The data.
···
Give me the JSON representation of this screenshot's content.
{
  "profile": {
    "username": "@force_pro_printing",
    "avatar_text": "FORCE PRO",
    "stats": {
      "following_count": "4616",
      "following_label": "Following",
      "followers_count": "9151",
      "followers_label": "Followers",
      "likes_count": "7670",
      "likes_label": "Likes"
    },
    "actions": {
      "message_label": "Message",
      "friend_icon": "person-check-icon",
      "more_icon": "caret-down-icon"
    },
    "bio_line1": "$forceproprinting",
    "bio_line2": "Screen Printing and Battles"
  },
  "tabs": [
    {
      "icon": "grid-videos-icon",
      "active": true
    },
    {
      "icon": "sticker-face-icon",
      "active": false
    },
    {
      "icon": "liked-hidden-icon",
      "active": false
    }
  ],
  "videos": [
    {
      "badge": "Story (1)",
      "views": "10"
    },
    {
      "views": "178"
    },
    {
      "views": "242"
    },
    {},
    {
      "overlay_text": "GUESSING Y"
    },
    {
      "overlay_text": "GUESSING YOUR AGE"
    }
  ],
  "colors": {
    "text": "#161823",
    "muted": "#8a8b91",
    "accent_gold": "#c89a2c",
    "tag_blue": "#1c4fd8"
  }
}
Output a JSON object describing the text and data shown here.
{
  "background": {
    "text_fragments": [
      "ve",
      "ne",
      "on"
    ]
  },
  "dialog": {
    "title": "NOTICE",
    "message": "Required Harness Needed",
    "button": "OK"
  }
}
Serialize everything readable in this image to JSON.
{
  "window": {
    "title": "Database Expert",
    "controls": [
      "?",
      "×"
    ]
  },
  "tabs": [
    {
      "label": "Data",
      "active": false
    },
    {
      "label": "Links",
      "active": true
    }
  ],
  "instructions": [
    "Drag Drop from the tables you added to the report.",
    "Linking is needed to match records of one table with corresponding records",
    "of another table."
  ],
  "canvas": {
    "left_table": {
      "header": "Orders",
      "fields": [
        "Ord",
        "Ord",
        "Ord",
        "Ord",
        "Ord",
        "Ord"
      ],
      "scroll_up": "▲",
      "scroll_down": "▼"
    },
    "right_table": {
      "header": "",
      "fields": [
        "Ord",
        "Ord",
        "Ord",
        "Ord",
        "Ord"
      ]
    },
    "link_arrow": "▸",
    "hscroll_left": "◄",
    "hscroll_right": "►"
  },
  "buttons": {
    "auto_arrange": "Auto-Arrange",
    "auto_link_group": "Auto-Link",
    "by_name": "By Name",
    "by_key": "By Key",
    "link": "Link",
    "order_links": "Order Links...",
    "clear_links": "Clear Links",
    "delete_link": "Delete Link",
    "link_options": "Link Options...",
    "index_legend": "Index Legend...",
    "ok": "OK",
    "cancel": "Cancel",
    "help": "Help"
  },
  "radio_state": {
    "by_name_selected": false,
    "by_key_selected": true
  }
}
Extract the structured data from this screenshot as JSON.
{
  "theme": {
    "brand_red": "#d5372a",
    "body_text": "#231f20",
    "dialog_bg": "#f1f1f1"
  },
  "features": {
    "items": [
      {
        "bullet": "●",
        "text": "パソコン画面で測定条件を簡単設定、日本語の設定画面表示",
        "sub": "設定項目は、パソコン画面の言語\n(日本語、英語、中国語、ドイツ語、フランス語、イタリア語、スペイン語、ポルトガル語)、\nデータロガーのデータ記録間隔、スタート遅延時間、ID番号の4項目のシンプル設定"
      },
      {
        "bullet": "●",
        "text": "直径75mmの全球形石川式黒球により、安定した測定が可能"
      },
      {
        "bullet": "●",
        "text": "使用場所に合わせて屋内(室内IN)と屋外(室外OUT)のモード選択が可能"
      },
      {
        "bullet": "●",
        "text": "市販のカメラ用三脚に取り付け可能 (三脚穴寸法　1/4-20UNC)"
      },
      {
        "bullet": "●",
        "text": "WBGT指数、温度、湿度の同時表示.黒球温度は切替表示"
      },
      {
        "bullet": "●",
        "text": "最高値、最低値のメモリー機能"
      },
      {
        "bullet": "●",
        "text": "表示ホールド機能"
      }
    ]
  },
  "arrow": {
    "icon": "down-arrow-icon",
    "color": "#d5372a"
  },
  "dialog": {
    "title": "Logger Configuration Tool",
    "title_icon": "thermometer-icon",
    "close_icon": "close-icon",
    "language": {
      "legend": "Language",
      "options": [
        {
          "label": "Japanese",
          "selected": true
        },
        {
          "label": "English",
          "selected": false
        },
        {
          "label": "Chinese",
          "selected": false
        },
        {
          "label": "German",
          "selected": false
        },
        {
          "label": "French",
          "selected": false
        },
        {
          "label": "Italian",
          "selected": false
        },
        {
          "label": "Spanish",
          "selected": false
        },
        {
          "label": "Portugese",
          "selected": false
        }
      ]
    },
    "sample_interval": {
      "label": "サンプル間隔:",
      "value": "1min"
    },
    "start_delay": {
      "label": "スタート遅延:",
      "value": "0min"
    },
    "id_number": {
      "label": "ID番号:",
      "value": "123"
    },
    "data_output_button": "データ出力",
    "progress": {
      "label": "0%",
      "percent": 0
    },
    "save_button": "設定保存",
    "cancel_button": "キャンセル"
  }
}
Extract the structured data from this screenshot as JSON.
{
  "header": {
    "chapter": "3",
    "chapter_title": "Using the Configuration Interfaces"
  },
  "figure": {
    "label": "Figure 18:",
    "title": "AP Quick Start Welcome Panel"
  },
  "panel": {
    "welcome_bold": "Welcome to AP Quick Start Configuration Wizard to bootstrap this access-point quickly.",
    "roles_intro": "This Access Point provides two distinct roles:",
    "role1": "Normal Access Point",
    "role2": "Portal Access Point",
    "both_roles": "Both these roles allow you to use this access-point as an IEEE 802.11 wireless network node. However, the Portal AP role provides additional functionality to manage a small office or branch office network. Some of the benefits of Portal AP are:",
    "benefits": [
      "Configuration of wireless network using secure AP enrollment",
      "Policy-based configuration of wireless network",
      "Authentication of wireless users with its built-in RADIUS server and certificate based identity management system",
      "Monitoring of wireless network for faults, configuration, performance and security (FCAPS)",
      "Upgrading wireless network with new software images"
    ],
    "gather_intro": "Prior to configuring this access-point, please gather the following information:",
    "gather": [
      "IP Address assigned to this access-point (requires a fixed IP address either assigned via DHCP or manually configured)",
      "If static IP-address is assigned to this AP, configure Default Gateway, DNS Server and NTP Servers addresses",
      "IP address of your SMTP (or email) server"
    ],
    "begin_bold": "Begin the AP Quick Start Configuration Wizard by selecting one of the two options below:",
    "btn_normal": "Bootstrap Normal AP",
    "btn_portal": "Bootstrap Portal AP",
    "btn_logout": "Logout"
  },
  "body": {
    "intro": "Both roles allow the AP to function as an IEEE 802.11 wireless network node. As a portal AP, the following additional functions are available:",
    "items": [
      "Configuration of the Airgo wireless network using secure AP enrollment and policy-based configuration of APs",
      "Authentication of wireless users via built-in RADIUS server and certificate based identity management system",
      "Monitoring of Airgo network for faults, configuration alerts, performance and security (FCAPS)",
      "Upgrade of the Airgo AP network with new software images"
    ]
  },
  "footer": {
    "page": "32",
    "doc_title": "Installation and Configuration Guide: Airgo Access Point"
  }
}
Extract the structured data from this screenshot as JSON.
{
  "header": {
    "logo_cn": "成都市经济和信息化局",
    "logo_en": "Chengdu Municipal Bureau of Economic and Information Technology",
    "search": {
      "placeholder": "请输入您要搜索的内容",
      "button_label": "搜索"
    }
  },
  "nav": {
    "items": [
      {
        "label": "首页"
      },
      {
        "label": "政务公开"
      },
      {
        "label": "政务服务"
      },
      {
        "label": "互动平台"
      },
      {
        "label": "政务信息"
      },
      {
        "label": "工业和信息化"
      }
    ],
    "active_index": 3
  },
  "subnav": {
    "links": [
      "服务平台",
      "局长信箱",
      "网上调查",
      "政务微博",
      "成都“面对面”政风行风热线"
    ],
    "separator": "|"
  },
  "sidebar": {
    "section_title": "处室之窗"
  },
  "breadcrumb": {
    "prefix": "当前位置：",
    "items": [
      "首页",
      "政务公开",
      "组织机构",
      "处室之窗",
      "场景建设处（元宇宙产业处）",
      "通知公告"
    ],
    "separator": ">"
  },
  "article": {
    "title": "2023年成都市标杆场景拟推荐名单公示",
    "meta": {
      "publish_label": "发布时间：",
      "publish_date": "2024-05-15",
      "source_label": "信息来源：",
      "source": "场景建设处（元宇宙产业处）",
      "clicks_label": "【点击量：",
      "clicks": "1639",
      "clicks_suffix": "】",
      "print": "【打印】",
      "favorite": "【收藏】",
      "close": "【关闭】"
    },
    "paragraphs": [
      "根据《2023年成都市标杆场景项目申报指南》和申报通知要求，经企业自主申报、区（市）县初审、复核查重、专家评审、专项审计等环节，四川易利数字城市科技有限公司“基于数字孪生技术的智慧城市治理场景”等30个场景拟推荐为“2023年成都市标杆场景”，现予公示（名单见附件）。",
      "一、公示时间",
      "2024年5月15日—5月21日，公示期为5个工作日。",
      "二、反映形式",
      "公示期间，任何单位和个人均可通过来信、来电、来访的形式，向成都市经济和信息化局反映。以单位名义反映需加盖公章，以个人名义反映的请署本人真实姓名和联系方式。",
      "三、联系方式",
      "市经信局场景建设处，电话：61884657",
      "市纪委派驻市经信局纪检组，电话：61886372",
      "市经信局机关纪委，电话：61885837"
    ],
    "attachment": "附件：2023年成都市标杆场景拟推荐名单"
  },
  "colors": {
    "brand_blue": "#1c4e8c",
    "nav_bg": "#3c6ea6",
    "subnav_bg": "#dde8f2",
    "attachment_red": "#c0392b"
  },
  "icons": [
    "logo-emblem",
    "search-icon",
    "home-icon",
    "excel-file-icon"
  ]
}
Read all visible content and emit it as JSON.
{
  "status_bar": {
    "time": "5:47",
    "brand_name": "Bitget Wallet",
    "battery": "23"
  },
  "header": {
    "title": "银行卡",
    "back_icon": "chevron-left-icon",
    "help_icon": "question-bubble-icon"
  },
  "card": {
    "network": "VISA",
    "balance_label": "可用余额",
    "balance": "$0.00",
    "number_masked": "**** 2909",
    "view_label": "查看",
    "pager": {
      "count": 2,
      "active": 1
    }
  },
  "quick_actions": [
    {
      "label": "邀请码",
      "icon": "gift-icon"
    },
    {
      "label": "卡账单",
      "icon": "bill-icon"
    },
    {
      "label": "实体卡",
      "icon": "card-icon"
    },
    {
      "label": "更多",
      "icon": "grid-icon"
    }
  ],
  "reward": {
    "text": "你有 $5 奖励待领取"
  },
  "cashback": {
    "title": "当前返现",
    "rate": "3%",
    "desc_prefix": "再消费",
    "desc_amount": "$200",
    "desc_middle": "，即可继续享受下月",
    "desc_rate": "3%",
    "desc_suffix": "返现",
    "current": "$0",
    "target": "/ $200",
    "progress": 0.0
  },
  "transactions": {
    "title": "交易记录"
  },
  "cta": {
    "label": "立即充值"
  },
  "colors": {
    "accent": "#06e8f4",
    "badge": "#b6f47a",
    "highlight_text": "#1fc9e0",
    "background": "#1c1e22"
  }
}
···
Task objective. Pull every line containing the word "roles" out of the material and copy it.

Result below.
    "roles_intro": "This Access Point provides two distinct roles:",
    "both_roles": "Both these roles allow you to use this access-point as an IEEE 802.11 wireless network node. However, the Portal AP role provides additional functionality to manage a small office or branch office network. Some of the benefits of Portal AP are:",
    "intro": "Both roles allow the AP to function as an IEEE 802.11 wireless network node. As a portal AP, the following additional functions are available:",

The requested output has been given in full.